EXERCISE DIRECTIONS: Omit the pictures, then reproduce every remaining record exactly.

----- GIVEN INFORMATION -----

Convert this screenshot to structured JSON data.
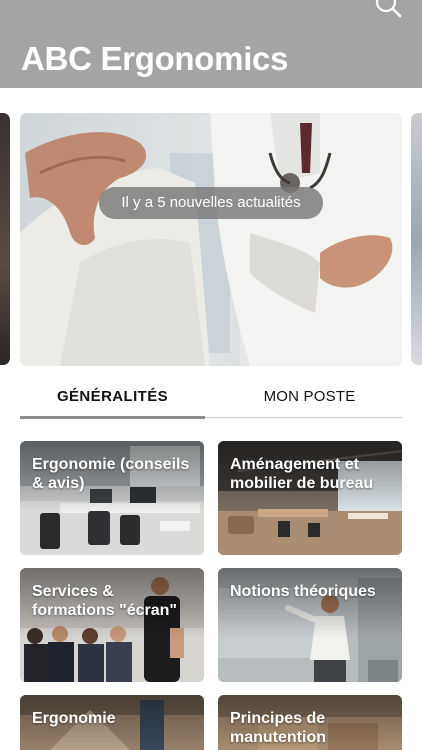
{
  "header": {
    "title": "ABC Ergonomics",
    "search_icon": "search-icon",
    "background_color": "#a4a4a4"
  },
  "carousel": {
    "news_banner": "Il y a 5 nouvelles actualités"
  },
  "tabs": [
    {
      "label": "GÉNÉRALITÉS",
      "active": true
    },
    {
      "label": "MON POSTE",
      "active": false
    }
  ],
  "categories": [
    {
      "title": "Ergonomie (conseils & avis)"
    },
    {
      "title": "Aménagement et mobilier de bureau"
    },
    {
      "title": "Services & formations \"écran\""
    },
    {
      "title": "Notions théoriques"
    },
    {
      "title": "Ergonomie"
    },
    {
      "title": "Principes de manutention"
    }
  ]
}
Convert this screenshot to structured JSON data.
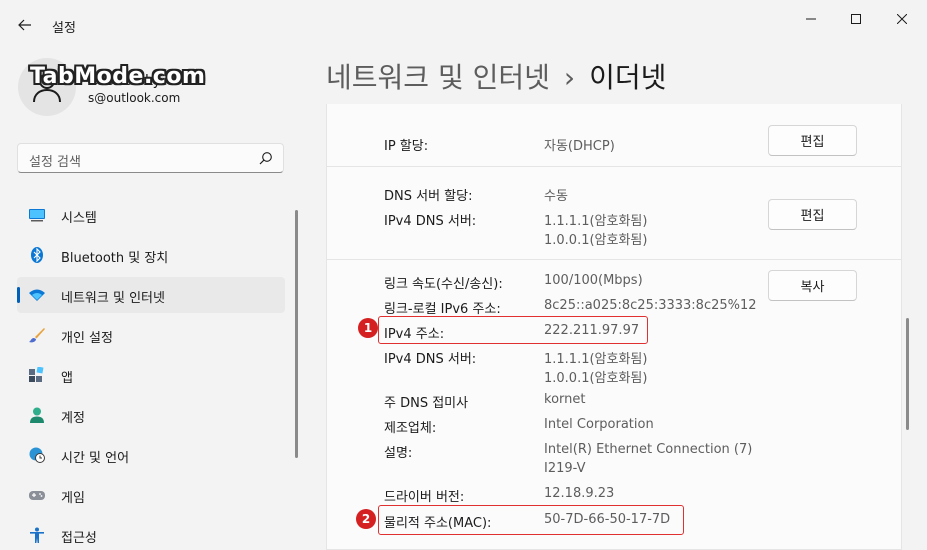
{
  "window": {
    "title": "설정"
  },
  "user": {
    "name": "Castle Sky",
    "email": "s@outlook.com",
    "watermark": "TabMode.com"
  },
  "search": {
    "placeholder": "설정 검색"
  },
  "nav": {
    "items": [
      {
        "label": "시스템",
        "icon": "monitor-icon"
      },
      {
        "label": "Bluetooth 및 장치",
        "icon": "bluetooth-icon"
      },
      {
        "label": "네트워크 및 인터넷",
        "icon": "wifi-icon",
        "selected": true
      },
      {
        "label": "개인 설정",
        "icon": "brush-icon"
      },
      {
        "label": "앱",
        "icon": "apps-icon"
      },
      {
        "label": "계정",
        "icon": "person-icon"
      },
      {
        "label": "시간 및 언어",
        "icon": "globe-clock-icon"
      },
      {
        "label": "게임",
        "icon": "gamepad-icon"
      },
      {
        "label": "접근성",
        "icon": "accessibility-icon"
      }
    ]
  },
  "header": {
    "parent": "네트워크 및 인터넷",
    "separator": "›",
    "current": "이더넷"
  },
  "details": {
    "ip_assignment": {
      "label": "IP 할당:",
      "value": "자동(DHCP)",
      "button": "편집"
    },
    "dns_assignment": {
      "label": "DNS 서버 할당:",
      "value": "수동"
    },
    "ipv4_dns_1": {
      "label": "IPv4 DNS 서버:",
      "value1": "1.1.1.1(암호화됨)",
      "value2": "1.0.0.1(암호화됨)",
      "button": "편집"
    },
    "link_speed": {
      "label": "링크 속도(수신/송신):",
      "value": "100/100(Mbps)",
      "button": "복사"
    },
    "link_local_ipv6": {
      "label": "링크-로컬 IPv6 주소:",
      "value": "8c25::a025:8c25:3333:8c25%12"
    },
    "ipv4_address": {
      "label": "IPv4 주소:",
      "value": "222.211.97.97"
    },
    "ipv4_dns_2": {
      "label": "IPv4 DNS 서버:",
      "value1": "1.1.1.1(암호화됨)",
      "value2": "1.0.0.1(암호화됨)"
    },
    "primary_dns_suffix": {
      "label": "주 DNS 접미사",
      "value": "kornet"
    },
    "manufacturer": {
      "label": "제조업체:",
      "value": "Intel Corporation"
    },
    "description": {
      "label": "설명:",
      "value1": "Intel(R) Ethernet Connection (7)",
      "value2": "I219-V"
    },
    "driver_version": {
      "label": "드라이버 버전:",
      "value": "12.18.9.23"
    },
    "mac_address": {
      "label": "물리적 주소(MAC):",
      "value": "50-7D-66-50-17-7D"
    }
  },
  "annotations": {
    "badge1": "1",
    "badge2": "2"
  },
  "colors": {
    "accent": "#005fb8",
    "highlight_red": "#e03030"
  }
}
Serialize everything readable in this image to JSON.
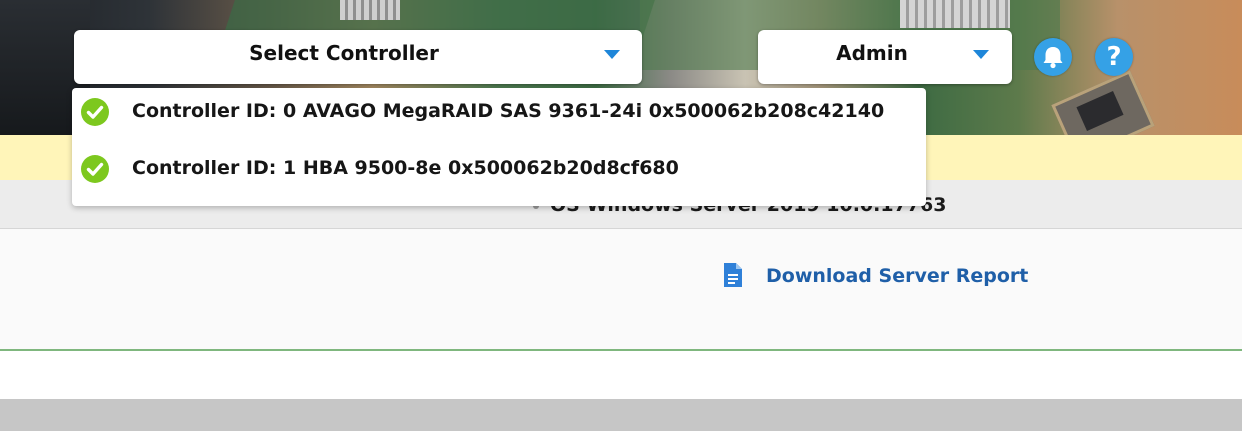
{
  "header": {
    "controller_select": {
      "label": "Select Controller"
    },
    "user_select": {
      "label": "Admin"
    },
    "icons": [
      "bell-icon",
      "help-icon"
    ],
    "help_glyph": "?"
  },
  "dropdown": {
    "items": [
      {
        "label": "Controller ID: 0 AVAGO MegaRAID SAS 9361-24i 0x500062b208c42140",
        "status_icon": "check-circle-icon"
      },
      {
        "label": "Controller ID: 1 HBA 9500-8e 0x500062b20d8cf680",
        "status_icon": "check-circle-icon"
      }
    ]
  },
  "info_bar": {
    "os_text": "OS Windows Server 2019 10.0.17763"
  },
  "content": {
    "report_link_label": "Download Server Report",
    "report_icon": "document-icon"
  },
  "colors": {
    "accent_blue": "#1e86d9",
    "status_green": "#7dc81e",
    "notice_yellow": "#fff5b9",
    "link_blue": "#1f5fa8"
  }
}
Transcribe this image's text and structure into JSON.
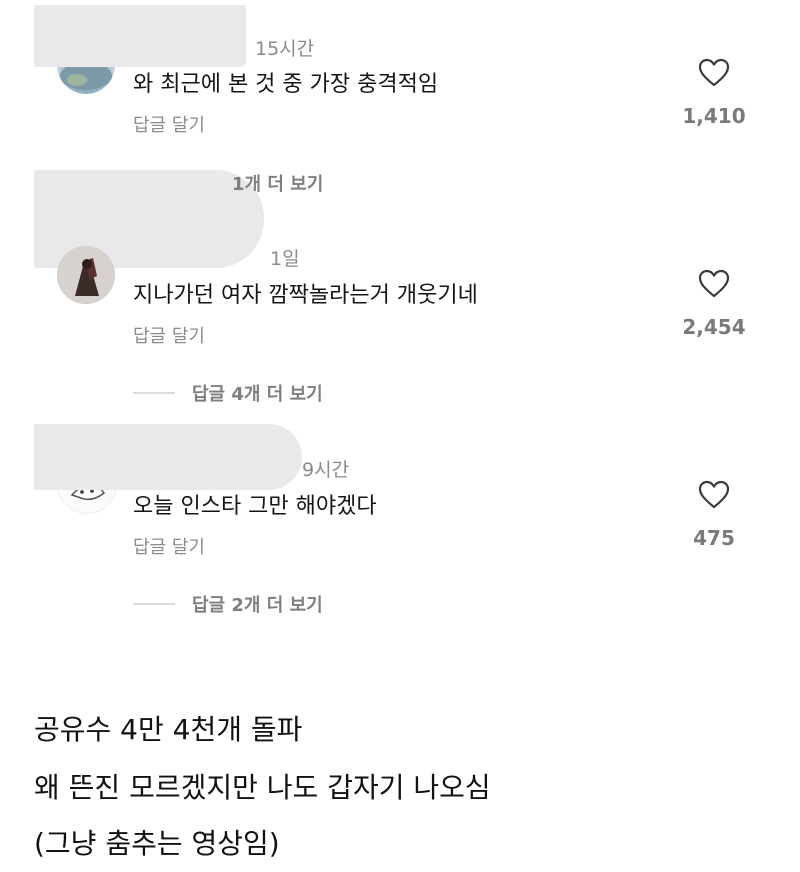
{
  "comments": [
    {
      "time": "15시간",
      "text": "와 최근에 본 것 중 가장 충격적임",
      "reply_label": "답글 달기",
      "likes": "1,410",
      "more_replies": "1개 더 보기"
    },
    {
      "time": "1일",
      "text": "지나가던 여자 깜짝놀라는거 개웃기네",
      "reply_label": "답글 달기",
      "likes": "2,454",
      "more_replies": "답글 4개 더 보기"
    },
    {
      "time": "9시간",
      "text": "오늘 인스타 그만 해야겠다",
      "reply_label": "답글 달기",
      "likes": "475",
      "more_replies": "답글 2개 더 보기"
    }
  ],
  "caption": {
    "line1": "공유수 4만 4천개 돌파",
    "line2": "왜 뜬진 모르겠지만 나도 갑자기 나오심",
    "line3": "(그냥 춤추는 영상임)"
  },
  "icons": {
    "like": "heart-outline-icon"
  },
  "colors": {
    "redaction": "#e9e9ec",
    "secondary_text": "#8b8b8b"
  }
}
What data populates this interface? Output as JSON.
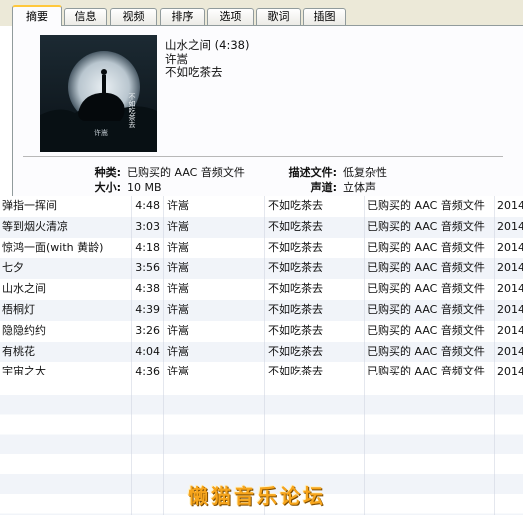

-----

SOLUTION BELOW:
Convert this screenshot to structured JSON data.
{
  "header": {
    "title": "ABC Ergonomics",
    "search_icon": "search-icon",
    "background_color": "#a4a4a4"
  },
  "carousel": {
    "news_banner": "Il y a 5 nouvelles actualités"
  },
  "tabs": [
    {
      "label": "GÉNÉRALITÉS",
      "active": true
    },
    {
      "label": "MON POSTE",
      "active": false
    }
  ],
  "categories": [
    {
      "title": "Ergonomie (conseils & avis)"
    },
    {
      "title": "Aménagement et mobilier de bureau"
    },
    {
      "title": "Services & formations \"écran\""
    },
    {
      "title": "Notions théoriques"
    },
    {
      "title": "Ergonomie"
    },
    {
      "title": "Principes de manutention"
    }
  ]
}
Convert this screenshot to structured JSON data.
{
  "window": {
    "title": "설정"
  },
  "user": {
    "name": "Castle Sky",
    "email": "s@outlook.com",
    "watermark": "TabMode.com"
  },
  "search": {
    "placeholder": "설정 검색"
  },
  "nav": {
    "items": [
      {
        "label": "시스템",
        "icon": "monitor-icon"
      },
      {
        "label": "Bluetooth 및 장치",
        "icon": "bluetooth-icon"
      },
      {
        "label": "네트워크 및 인터넷",
        "icon": "wifi-icon",
        "selected": true
      },
      {
        "label": "개인 설정",
        "icon": "brush-icon"
      },
      {
        "label": "앱",
        "icon": "apps-icon"
      },
      {
        "label": "계정",
        "icon": "person-icon"
      },
      {
        "label": "시간 및 언어",
        "icon": "globe-clock-icon"
      },
      {
        "label": "게임",
        "icon": "gamepad-icon"
      },
      {
        "label": "접근성",
        "icon": "accessibility-icon"
      }
    ]
  },
  "header": {
    "parent": "네트워크 및 인터넷",
    "separator": "›",
    "current": "이더넷"
  },
  "details": {
    "ip_assignment": {
      "label": "IP 할당:",
      "value": "자동(DHCP)",
      "button": "편집"
    },
    "dns_assignment": {
      "label": "DNS 서버 할당:",
      "value": "수동"
    },
    "ipv4_dns_1": {
      "label": "IPv4 DNS 서버:",
      "value1": "1.1.1.1(암호화됨)",
      "value2": "1.0.0.1(암호화됨)",
      "button": "편집"
    },
    "link_speed": {
      "label": "링크 속도(수신/송신):",
      "value": "100/100(Mbps)",
      "button": "복사"
    },
    "link_local_ipv6": {
      "label": "링크-로컬 IPv6 주소:",
      "value": "8c25::a025:8c25:3333:8c25%12"
    },
    "ipv4_address": {
      "label": "IPv4 주소:",
      "value": "222.211.97.97"
    },
    "ipv4_dns_2": {
      "label": "IPv4 DNS 서버:",
      "value1": "1.1.1.1(암호화됨)",
      "value2": "1.0.0.1(암호화됨)"
    },
    "primary_dns_suffix": {
      "label": "주 DNS 접미사",
      "value": "kornet"
    },
    "manufacturer": {
      "label": "제조업체:",
      "value": "Intel Corporation"
    },
    "description": {
      "label": "설명:",
      "value1": "Intel(R) Ethernet Connection (7)",
      "value2": "I219-V"
    },
    "driver_version": {
      "label": "드라이버 버전:",
      "value": "12.18.9.23"
    },
    "mac_address": {
      "label": "물리적 주소(MAC):",
      "value": "50-7D-66-50-17-7D"
    }
  },
  "annotations": {
    "badge1": "1",
    "badge2": "2"
  },
  "colors": {
    "accent": "#005fb8",
    "highlight_red": "#e03030"
  }
}
Serialize everything readable in this image to JSON.
{
  "header": {
    "controller_select": {
      "label": "Select Controller"
    },
    "user_select": {
      "label": "Admin"
    },
    "icons": [
      "bell-icon",
      "help-icon"
    ],
    "help_glyph": "?"
  },
  "dropdown": {
    "items": [
      {
        "label": "Controller ID: 0 AVAGO MegaRAID SAS 9361-24i 0x500062b208c42140",
        "status_icon": "check-circle-icon"
      },
      {
        "label": "Controller ID: 1 HBA 9500-8e 0x500062b20d8cf680",
        "status_icon": "check-circle-icon"
      }
    ]
  },
  "info_bar": {
    "os_text": "OS Windows Server 2019 10.0.17763"
  },
  "content": {
    "report_link_label": "Download Server Report",
    "report_icon": "document-icon"
  },
  "colors": {
    "accent_blue": "#1e86d9",
    "status_green": "#7dc81e",
    "notice_yellow": "#fff5b9",
    "link_blue": "#1f5fa8"
  }
}
Transcribe this image's text and structure into JSON.
{
  "comments": [
    {
      "time": "15시간",
      "text": "와 최근에 본 것 중 가장 충격적임",
      "reply_label": "답글 달기",
      "likes": "1,410",
      "more_replies": "1개 더 보기"
    },
    {
      "time": "1일",
      "text": "지나가던 여자 깜짝놀라는거 개웃기네",
      "reply_label": "답글 달기",
      "likes": "2,454",
      "more_replies": "답글 4개 더 보기"
    },
    {
      "time": "9시간",
      "text": "오늘 인스타 그만 해야겠다",
      "reply_label": "답글 달기",
      "likes": "475",
      "more_replies": "답글 2개 더 보기"
    }
  ],
  "caption": {
    "line1": "공유수 4만 4천개 돌파",
    "line2": "왜 뜬진 모르겠지만 나도 갑자기 나오심",
    "line3": "(그냥 춤추는 영상임)"
  },
  "icons": {
    "like": "heart-outline-icon"
  },
  "colors": {
    "redaction": "#e9e9ec",
    "secondary_text": "#8b8b8b"
  }
}
What data populates this interface? Output as JSON.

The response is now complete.